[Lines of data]
begin

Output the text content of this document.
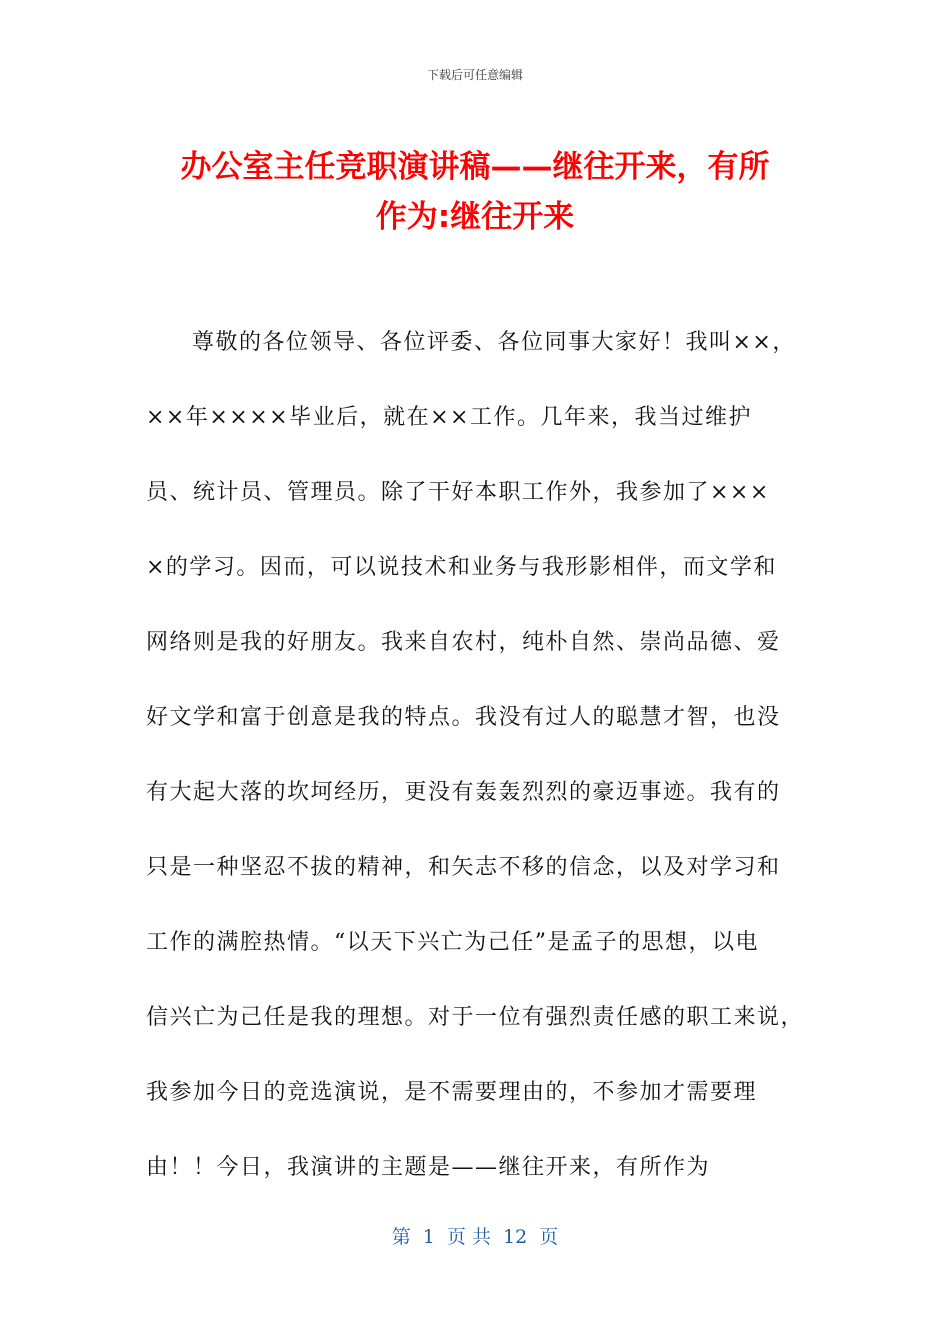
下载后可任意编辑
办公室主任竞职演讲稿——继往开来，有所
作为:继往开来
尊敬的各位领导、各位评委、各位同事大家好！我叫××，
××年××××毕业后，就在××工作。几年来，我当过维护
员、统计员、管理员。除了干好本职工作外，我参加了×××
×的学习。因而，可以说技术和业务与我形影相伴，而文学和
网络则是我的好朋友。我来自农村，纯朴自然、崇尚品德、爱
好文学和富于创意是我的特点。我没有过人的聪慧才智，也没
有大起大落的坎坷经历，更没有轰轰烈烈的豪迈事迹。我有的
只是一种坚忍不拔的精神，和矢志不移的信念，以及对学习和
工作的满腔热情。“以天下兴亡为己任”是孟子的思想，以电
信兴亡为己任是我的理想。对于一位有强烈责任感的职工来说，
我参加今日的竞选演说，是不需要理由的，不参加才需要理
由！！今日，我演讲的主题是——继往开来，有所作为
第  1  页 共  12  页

end
begin

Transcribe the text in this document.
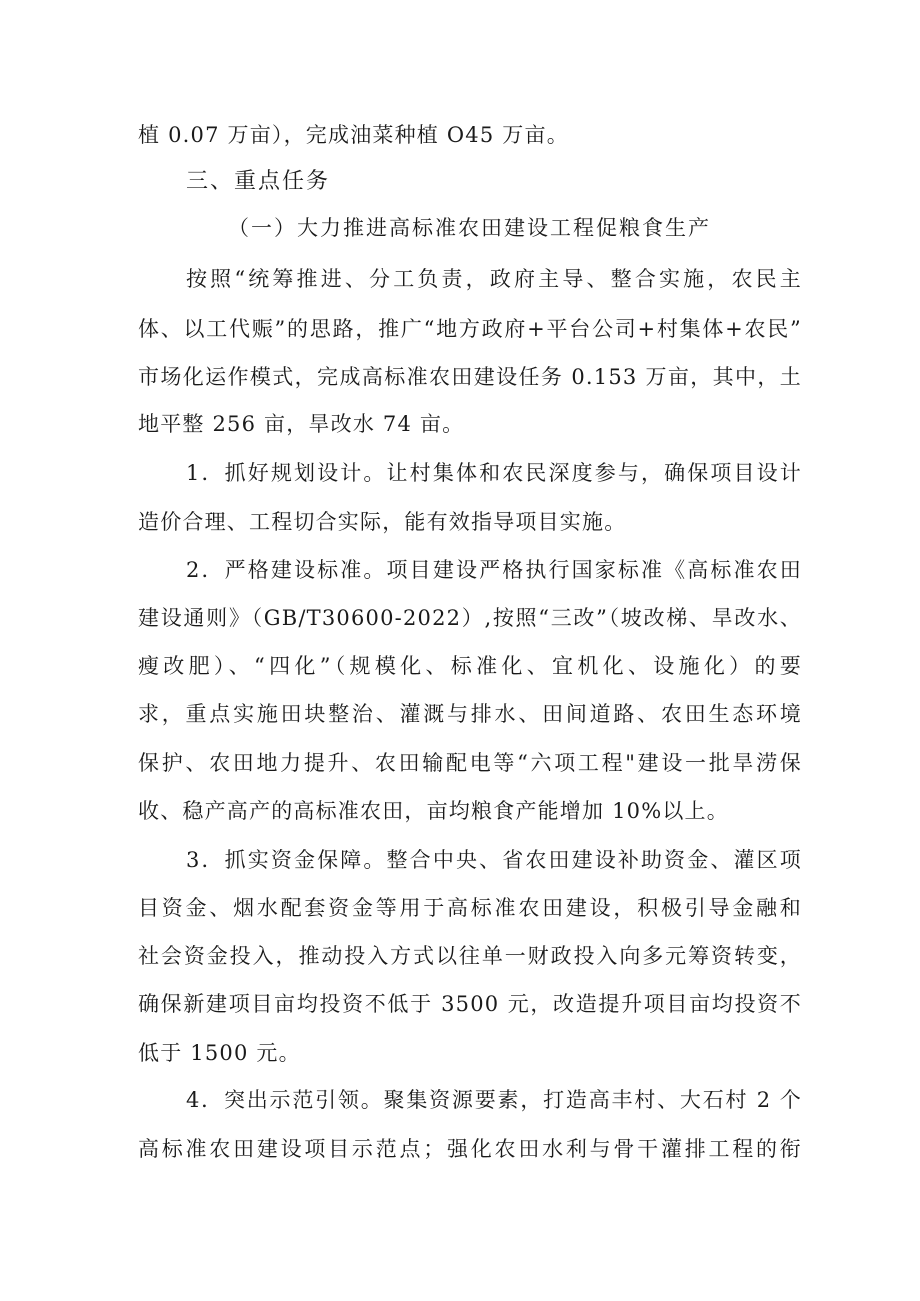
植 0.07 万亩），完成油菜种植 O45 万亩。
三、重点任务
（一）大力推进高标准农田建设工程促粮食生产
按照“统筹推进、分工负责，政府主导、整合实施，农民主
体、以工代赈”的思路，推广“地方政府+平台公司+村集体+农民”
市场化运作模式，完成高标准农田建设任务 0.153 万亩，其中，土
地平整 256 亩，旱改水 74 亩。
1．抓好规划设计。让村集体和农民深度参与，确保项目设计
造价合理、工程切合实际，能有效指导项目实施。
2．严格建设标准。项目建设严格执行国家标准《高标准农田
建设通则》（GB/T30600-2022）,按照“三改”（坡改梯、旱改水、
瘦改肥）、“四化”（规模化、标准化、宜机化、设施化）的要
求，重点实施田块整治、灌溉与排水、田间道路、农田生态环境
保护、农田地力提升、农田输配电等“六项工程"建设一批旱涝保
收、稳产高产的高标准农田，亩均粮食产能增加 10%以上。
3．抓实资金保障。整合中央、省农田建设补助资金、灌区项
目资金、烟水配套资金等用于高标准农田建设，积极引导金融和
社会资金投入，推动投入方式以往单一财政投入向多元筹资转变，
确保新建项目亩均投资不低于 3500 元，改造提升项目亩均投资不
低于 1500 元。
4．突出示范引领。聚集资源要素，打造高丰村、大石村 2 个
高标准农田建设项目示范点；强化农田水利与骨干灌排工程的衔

end

Count how many lines of the material hold the string "this". Give the number and nothing more.

Complete output — 2